** start Extracted information **
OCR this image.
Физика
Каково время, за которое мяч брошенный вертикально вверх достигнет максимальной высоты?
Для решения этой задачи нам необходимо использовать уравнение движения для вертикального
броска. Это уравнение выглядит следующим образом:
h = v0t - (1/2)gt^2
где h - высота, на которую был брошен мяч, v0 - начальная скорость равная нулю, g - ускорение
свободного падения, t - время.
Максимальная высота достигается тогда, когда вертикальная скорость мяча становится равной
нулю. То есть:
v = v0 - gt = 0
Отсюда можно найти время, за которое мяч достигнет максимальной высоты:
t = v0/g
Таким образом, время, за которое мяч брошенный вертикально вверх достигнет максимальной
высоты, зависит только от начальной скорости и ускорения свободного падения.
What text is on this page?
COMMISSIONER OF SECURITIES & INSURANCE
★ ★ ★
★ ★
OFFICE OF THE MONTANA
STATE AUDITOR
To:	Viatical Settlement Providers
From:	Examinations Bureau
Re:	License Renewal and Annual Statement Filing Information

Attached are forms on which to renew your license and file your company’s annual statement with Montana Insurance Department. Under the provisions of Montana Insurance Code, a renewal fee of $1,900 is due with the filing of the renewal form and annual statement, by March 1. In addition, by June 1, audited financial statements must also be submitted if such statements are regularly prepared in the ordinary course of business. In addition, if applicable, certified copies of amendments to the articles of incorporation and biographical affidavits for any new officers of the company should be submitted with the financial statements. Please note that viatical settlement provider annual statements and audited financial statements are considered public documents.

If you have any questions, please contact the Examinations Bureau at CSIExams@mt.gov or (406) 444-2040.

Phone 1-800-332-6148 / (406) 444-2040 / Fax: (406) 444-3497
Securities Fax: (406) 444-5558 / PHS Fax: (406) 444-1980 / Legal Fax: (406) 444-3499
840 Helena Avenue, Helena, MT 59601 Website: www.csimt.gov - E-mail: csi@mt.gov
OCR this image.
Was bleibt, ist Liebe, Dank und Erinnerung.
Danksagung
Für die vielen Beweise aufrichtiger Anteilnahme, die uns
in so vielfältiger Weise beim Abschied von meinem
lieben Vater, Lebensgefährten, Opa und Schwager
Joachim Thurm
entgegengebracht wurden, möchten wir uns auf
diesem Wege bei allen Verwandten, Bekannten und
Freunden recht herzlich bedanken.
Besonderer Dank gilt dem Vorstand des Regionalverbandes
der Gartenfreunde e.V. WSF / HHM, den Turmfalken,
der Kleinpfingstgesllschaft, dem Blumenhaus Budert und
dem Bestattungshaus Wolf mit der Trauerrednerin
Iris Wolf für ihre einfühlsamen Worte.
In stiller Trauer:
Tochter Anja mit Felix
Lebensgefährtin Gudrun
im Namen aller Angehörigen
** end Extracted information **
Repeat all the entries word for word.

OCR this image.
Физика
Каково время, за которое мяч брошенный вертикально вверх достигнет максимальной высоты?
Для решения этой задачи нам необходимо использовать уравнение движения для вертикального
броска. Это уравнение выглядит следующим образом:
h = v0t - (1/2)gt^2
где h - высота, на которую был брошен мяч, v0 - начальная скорость равная нулю, g - ускорение
свободного падения, t - время.
Максимальная высота достигается тогда, когда вертикальная скорость мяча становится равной
нулю. То есть:
v = v0 - gt = 0
Отсюда можно найти время, за которое мяч достигнет максимальной высоты:
t = v0/g
Таким образом, время, за которое мяч брошенный вертикально вверх достигнет максимальной
высоты, зависит только от начальной скорости и ускорения свободного падения.
What text is on this page?
COMMISSIONER OF SECURITIES & INSURANCE
★ ★ ★
★ ★
OFFICE OF THE MONTANA
STATE AUDITOR
To:	Viatical Settlement Providers
From:	Examinations Bureau
Re:	License Renewal and Annual Statement Filing Information

Attached are forms on which to renew your license and file your company’s annual statement with Montana Insurance Department. Under the provisions of Montana Insurance Code, a renewal fee of $1,900 is due with the filing of the renewal form and annual statement, by March 1. In addition, by June 1, audited financial statements must also be submitted if such statements are regularly prepared in the ordinary course of business. In addition, if applicable, certified copies of amendments to the articles of incorporation and biographical affidavits for any new officers of the company should be submitted with the financial statements. Please note that viatical settlement provider annual statements and audited financial statements are considered public documents.

If you have any questions, please contact the Examinations Bureau at CSIExams@mt.gov or (406) 444-2040.

Phone 1-800-332-6148 / (406) 444-2040 / Fax: (406) 444-3497
Securities Fax: (406) 444-5558 / PHS Fax: (406) 444-1980 / Legal Fax: (406) 444-3499
840 Helena Avenue, Helena, MT 59601 Website: www.csimt.gov - E-mail: csi@mt.gov
OCR this image.
Was bleibt, ist Liebe, Dank und Erinnerung.
Danksagung
Für die vielen Beweise aufrichtiger Anteilnahme, die uns
in so vielfältiger Weise beim Abschied von meinem
lieben Vater, Lebensgefährten, Opa und Schwager
Joachim Thurm
entgegengebracht wurden, möchten wir uns auf
diesem Wege bei allen Verwandten, Bekannten und
Freunden recht herzlich bedanken.
Besonderer Dank gilt dem Vorstand des Regionalverbandes
der Gartenfreunde e.V. WSF / HHM, den Turmfalken,
der Kleinpfingstgesllschaft, dem Blumenhaus Budert und
dem Bestattungshaus Wolf mit der Trauerrednerin
Iris Wolf für ihre einfühlsamen Worte.
In stiller Trauer:
Tochter Anja mit Felix
Lebensgefährtin Gudrun
im Namen aller Angehörigen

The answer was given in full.